Collect each line containing "inflation".

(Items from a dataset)
----------------

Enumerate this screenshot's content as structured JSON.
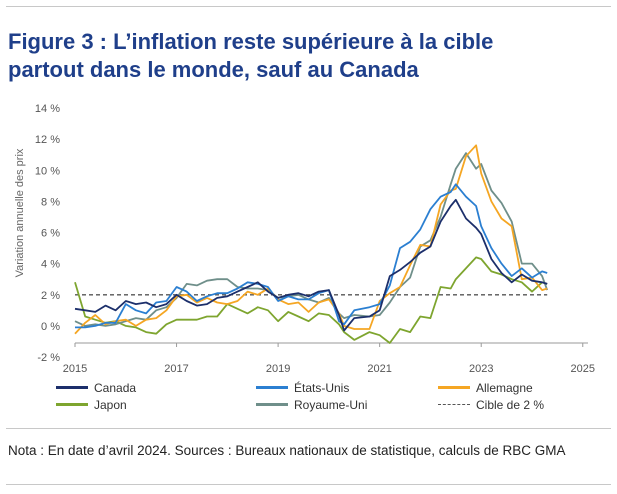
{
  "title": {
    "line1": "Figure 3 : L’inflation reste supérieure à la cible",
    "line2": "partout dans le monde, sauf au Canada"
  },
  "note": "Nota : En date d’avril 2024. Sources : Bureaux nationaux de statistique, calculs de RBC GMA",
  "colors": {
    "title": "#1f3f8a",
    "canada": "#1c2f6b",
    "etats_unis": "#2b7fd1",
    "allemagne": "#f5a623",
    "japon": "#7ea52f",
    "royaume_uni": "#6f8f8a",
    "cible": "#555555"
  },
  "chart_data": {
    "type": "line",
    "title": "Figure 3 : L’inflation reste supérieure à la cible partout dans le monde, sauf au Canada",
    "xlabel": "",
    "ylabel": "Variation annuelle des prix",
    "xlim": [
      2015,
      2025.3
    ],
    "ylim": [
      -2,
      14
    ],
    "x_ticks": [
      2015,
      2017,
      2019,
      2021,
      2023,
      2025
    ],
    "y_ticks": [
      -2,
      0,
      2,
      4,
      6,
      8,
      10,
      12,
      14
    ],
    "y_tick_labels": [
      "-2 %",
      "0 %",
      "2 %",
      "4 %",
      "6 %",
      "8 %",
      "10 %",
      "12 %",
      "14 %"
    ],
    "grid": false,
    "legend_position": "bottom",
    "series": [
      {
        "name": "Canada",
        "key": "canada",
        "x": [
          2015,
          2015.2,
          2015.4,
          2015.6,
          2015.8,
          2016,
          2016.2,
          2016.4,
          2016.6,
          2016.8,
          2017,
          2017.2,
          2017.4,
          2017.6,
          2017.8,
          2018,
          2018.2,
          2018.4,
          2018.6,
          2018.8,
          2019,
          2019.2,
          2019.4,
          2019.6,
          2019.8,
          2020,
          2020.2,
          2020.3,
          2020.5,
          2020.8,
          2021,
          2021.2,
          2021.4,
          2021.6,
          2021.8,
          2022,
          2022.2,
          2022.4,
          2022.5,
          2022.7,
          2022.9,
          2023,
          2023.2,
          2023.4,
          2023.6,
          2023.8,
          2024,
          2024.2,
          2024.3
        ],
        "values": [
          1.1,
          1.0,
          0.9,
          1.3,
          1.0,
          1.6,
          1.4,
          1.5,
          1.2,
          1.4,
          2.0,
          1.6,
          1.3,
          1.4,
          1.8,
          1.9,
          2.2,
          2.5,
          2.8,
          2.2,
          1.8,
          2.0,
          2.1,
          1.9,
          2.2,
          2.3,
          0.7,
          -0.3,
          0.5,
          0.6,
          1.0,
          3.2,
          3.6,
          4.1,
          4.7,
          5.1,
          6.7,
          7.7,
          8.1,
          6.9,
          6.3,
          5.9,
          4.3,
          3.4,
          2.8,
          3.3,
          2.9,
          2.8,
          2.7
        ]
      },
      {
        "name": "États-Unis",
        "key": "etats_unis",
        "x": [
          2015,
          2015.2,
          2015.4,
          2015.6,
          2015.8,
          2016,
          2016.2,
          2016.4,
          2016.6,
          2016.8,
          2017,
          2017.2,
          2017.4,
          2017.6,
          2017.8,
          2018,
          2018.2,
          2018.4,
          2018.6,
          2018.8,
          2019,
          2019.2,
          2019.4,
          2019.6,
          2019.8,
          2020,
          2020.2,
          2020.3,
          2020.5,
          2020.8,
          2021,
          2021.2,
          2021.4,
          2021.6,
          2021.8,
          2022,
          2022.2,
          2022.4,
          2022.5,
          2022.7,
          2022.9,
          2023,
          2023.2,
          2023.4,
          2023.6,
          2023.8,
          2024,
          2024.2,
          2024.3
        ],
        "values": [
          -0.1,
          -0.1,
          0.0,
          0.2,
          0.2,
          1.4,
          1.0,
          0.8,
          1.5,
          1.6,
          2.5,
          2.2,
          1.6,
          1.9,
          2.1,
          2.1,
          2.4,
          2.8,
          2.7,
          2.5,
          1.6,
          1.9,
          1.7,
          1.7,
          2.1,
          2.3,
          0.3,
          0.1,
          1.0,
          1.2,
          1.4,
          2.6,
          5.0,
          5.4,
          6.2,
          7.5,
          8.3,
          8.6,
          9.1,
          8.3,
          7.7,
          6.4,
          5.0,
          4.0,
          3.2,
          3.7,
          3.1,
          3.5,
          3.4
        ]
      },
      {
        "name": "Allemagne",
        "key": "allemagne",
        "x": [
          2015,
          2015.2,
          2015.4,
          2015.6,
          2015.8,
          2016,
          2016.2,
          2016.4,
          2016.6,
          2016.8,
          2017,
          2017.2,
          2017.4,
          2017.6,
          2017.8,
          2018,
          2018.2,
          2018.4,
          2018.6,
          2018.8,
          2019,
          2019.2,
          2019.4,
          2019.6,
          2019.8,
          2020,
          2020.2,
          2020.3,
          2020.5,
          2020.8,
          2021,
          2021.2,
          2021.4,
          2021.6,
          2021.8,
          2022,
          2022.2,
          2022.4,
          2022.5,
          2022.7,
          2022.9,
          2023,
          2023.2,
          2023.4,
          2023.6,
          2023.8,
          2024,
          2024.2,
          2024.3
        ],
        "values": [
          -0.5,
          0.2,
          0.7,
          0.1,
          0.3,
          0.4,
          0.0,
          0.4,
          0.5,
          1.0,
          1.9,
          2.0,
          1.5,
          1.8,
          1.5,
          1.4,
          1.6,
          2.2,
          2.0,
          2.4,
          1.7,
          1.4,
          1.5,
          0.9,
          1.5,
          1.7,
          0.8,
          0.0,
          -0.2,
          -0.2,
          1.6,
          2.1,
          2.5,
          3.9,
          5.2,
          5.1,
          7.8,
          8.7,
          8.8,
          10.9,
          11.6,
          9.8,
          8.0,
          6.9,
          6.4,
          3.0,
          3.1,
          2.3,
          2.4
        ]
      },
      {
        "name": "Japon",
        "key": "japon",
        "x": [
          2015,
          2015.2,
          2015.4,
          2015.6,
          2015.8,
          2016,
          2016.2,
          2016.4,
          2016.6,
          2016.8,
          2017,
          2017.2,
          2017.4,
          2017.6,
          2017.8,
          2018,
          2018.2,
          2018.4,
          2018.6,
          2018.8,
          2019,
          2019.2,
          2019.4,
          2019.6,
          2019.8,
          2020,
          2020.2,
          2020.3,
          2020.5,
          2020.8,
          2021,
          2021.2,
          2021.4,
          2021.6,
          2021.8,
          2022,
          2022.2,
          2022.4,
          2022.5,
          2022.7,
          2022.9,
          2023,
          2023.2,
          2023.4,
          2023.6,
          2023.8,
          2024,
          2024.2,
          2024.3
        ],
        "values": [
          2.8,
          0.6,
          0.4,
          0.2,
          0.3,
          0.0,
          -0.1,
          -0.4,
          -0.5,
          0.1,
          0.4,
          0.4,
          0.4,
          0.6,
          0.6,
          1.4,
          1.1,
          0.8,
          1.2,
          1.0,
          0.3,
          0.9,
          0.6,
          0.3,
          0.8,
          0.7,
          0.1,
          -0.4,
          -0.9,
          -0.4,
          -0.6,
          -1.1,
          -0.2,
          -0.4,
          0.6,
          0.5,
          2.5,
          2.4,
          3.0,
          3.7,
          4.4,
          4.3,
          3.5,
          3.3,
          3.0,
          2.8,
          2.2,
          2.8,
          2.7
        ]
      },
      {
        "name": "Royaume-Uni",
        "key": "royaume_uni",
        "x": [
          2015,
          2015.2,
          2015.4,
          2015.6,
          2015.8,
          2016,
          2016.2,
          2016.4,
          2016.6,
          2016.8,
          2017,
          2017.2,
          2017.4,
          2017.6,
          2017.8,
          2018,
          2018.2,
          2018.4,
          2018.6,
          2018.8,
          2019,
          2019.2,
          2019.4,
          2019.6,
          2019.8,
          2020,
          2020.2,
          2020.3,
          2020.5,
          2020.8,
          2021,
          2021.2,
          2021.4,
          2021.6,
          2021.8,
          2022,
          2022.2,
          2022.4,
          2022.5,
          2022.7,
          2022.9,
          2023,
          2023.2,
          2023.4,
          2023.6,
          2023.8,
          2024,
          2024.2,
          2024.3
        ],
        "values": [
          0.3,
          0.0,
          0.1,
          0.0,
          0.1,
          0.3,
          0.5,
          0.4,
          1.0,
          1.2,
          1.8,
          2.7,
          2.6,
          2.9,
          3.0,
          3.0,
          2.5,
          2.4,
          2.4,
          2.3,
          1.8,
          1.9,
          2.0,
          1.7,
          1.5,
          1.8,
          0.8,
          0.5,
          0.7,
          0.6,
          0.7,
          1.5,
          2.5,
          3.1,
          5.1,
          5.5,
          7.0,
          9.1,
          10.1,
          11.1,
          10.1,
          10.4,
          8.7,
          7.9,
          6.7,
          4.0,
          4.0,
          3.2,
          2.3
        ]
      },
      {
        "name": "Cible de 2 %",
        "key": "cible",
        "x": [
          2015,
          2024.3
        ],
        "values": [
          2,
          2
        ]
      }
    ]
  }
}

----------------

Solution to this exercise:
    "line1": "Figure 3 : L’inflation reste supérieure à la cible",
    "title": "Figure 3 : L’inflation reste supérieure à la cible partout dans le monde, sauf au Canada",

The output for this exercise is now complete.